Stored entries
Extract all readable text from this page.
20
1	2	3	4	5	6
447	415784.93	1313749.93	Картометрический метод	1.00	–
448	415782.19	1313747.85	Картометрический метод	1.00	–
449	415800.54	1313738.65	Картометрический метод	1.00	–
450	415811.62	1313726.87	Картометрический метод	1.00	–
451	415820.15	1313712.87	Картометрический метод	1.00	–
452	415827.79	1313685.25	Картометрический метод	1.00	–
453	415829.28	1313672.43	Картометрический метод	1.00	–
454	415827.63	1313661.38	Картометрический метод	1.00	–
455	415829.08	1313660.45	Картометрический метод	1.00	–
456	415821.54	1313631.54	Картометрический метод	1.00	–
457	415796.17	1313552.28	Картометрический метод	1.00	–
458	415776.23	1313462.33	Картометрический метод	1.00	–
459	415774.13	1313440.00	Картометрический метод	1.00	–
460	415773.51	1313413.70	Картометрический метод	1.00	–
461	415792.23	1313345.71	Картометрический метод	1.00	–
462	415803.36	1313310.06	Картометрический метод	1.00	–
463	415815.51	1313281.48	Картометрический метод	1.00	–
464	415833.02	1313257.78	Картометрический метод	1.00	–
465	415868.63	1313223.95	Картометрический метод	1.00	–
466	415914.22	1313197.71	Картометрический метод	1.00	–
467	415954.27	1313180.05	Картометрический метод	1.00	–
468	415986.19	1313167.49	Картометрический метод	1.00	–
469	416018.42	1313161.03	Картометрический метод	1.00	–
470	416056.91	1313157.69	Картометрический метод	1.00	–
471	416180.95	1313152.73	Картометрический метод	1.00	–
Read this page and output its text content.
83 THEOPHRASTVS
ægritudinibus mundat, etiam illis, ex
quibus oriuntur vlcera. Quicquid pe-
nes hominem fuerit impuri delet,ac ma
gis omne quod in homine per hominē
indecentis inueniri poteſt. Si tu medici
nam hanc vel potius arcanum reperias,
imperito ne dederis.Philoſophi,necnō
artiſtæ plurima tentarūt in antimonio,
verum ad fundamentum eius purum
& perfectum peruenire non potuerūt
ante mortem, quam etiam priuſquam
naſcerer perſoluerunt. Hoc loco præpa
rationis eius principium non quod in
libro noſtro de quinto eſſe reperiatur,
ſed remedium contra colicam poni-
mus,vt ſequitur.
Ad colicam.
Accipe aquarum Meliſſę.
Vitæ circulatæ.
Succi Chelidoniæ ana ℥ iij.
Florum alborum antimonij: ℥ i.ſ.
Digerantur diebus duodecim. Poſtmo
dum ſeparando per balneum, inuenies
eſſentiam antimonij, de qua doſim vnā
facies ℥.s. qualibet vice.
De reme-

■ What this task involves: Copy all of the material word for word.

■ Task result:
Extract all readable text from this page.
20
1	2	3	4	5	6
447	415784.93	1313749.93	Картометрический метод	1.00	–
448	415782.19	1313747.85	Картометрический метод	1.00	–
449	415800.54	1313738.65	Картометрический метод	1.00	–
450	415811.62	1313726.87	Картометрический метод	1.00	–
451	415820.15	1313712.87	Картометрический метод	1.00	–
452	415827.79	1313685.25	Картометрический метод	1.00	–
453	415829.28	1313672.43	Картометрический метод	1.00	–
454	415827.63	1313661.38	Картометрический метод	1.00	–
455	415829.08	1313660.45	Картометрический метод	1.00	–
456	415821.54	1313631.54	Картометрический метод	1.00	–
457	415796.17	1313552.28	Картометрический метод	1.00	–
458	415776.23	1313462.33	Картометрический метод	1.00	–
459	415774.13	1313440.00	Картометрический метод	1.00	–
460	415773.51	1313413.70	Картометрический метод	1.00	–
461	415792.23	1313345.71	Картометрический метод	1.00	–
462	415803.36	1313310.06	Картометрический метод	1.00	–
463	415815.51	1313281.48	Картометрический метод	1.00	–
464	415833.02	1313257.78	Картометрический метод	1.00	–
465	415868.63	1313223.95	Картометрический метод	1.00	–
466	415914.22	1313197.71	Картометрический метод	1.00	–
467	415954.27	1313180.05	Картометрический метод	1.00	–
468	415986.19	1313167.49	Картометрический метод	1.00	–
469	416018.42	1313161.03	Картометрический метод	1.00	–
470	416056.91	1313157.69	Картометрический метод	1.00	–
471	416180.95	1313152.73	Картометрический метод	1.00	–
Read this page and output its text content.
83 THEOPHRASTVS
ægritudinibus mundat, etiam illis, ex
quibus oriuntur vlcera. Quicquid pe-
nes hominem fuerit impuri delet,ac ma
gis omne quod in homine per hominē
indecentis inueniri poteſt. Si tu medici
nam hanc vel potius arcanum reperias,
imperito ne dederis.Philoſophi,necnō
artiſtæ plurima tentarūt in antimonio,
verum ad fundamentum eius purum
& perfectum peruenire non potuerūt
ante mortem, quam etiam priuſquam
naſcerer perſoluerunt. Hoc loco præpa
rationis eius principium non quod in
libro noſtro de quinto eſſe reperiatur,
ſed remedium contra colicam poni-
mus,vt ſequitur.
Ad colicam.
Accipe aquarum Meliſſę.
Vitæ circulatæ.
Succi Chelidoniæ ana ℥ iij.
Florum alborum antimonij: ℥ i.ſ.
Digerantur diebus duodecim. Poſtmo
dum ſeparando per balneum, inuenies
eſſentiam antimonij, de qua doſim vnā
facies ℥.s. qualibet vice.
De reme-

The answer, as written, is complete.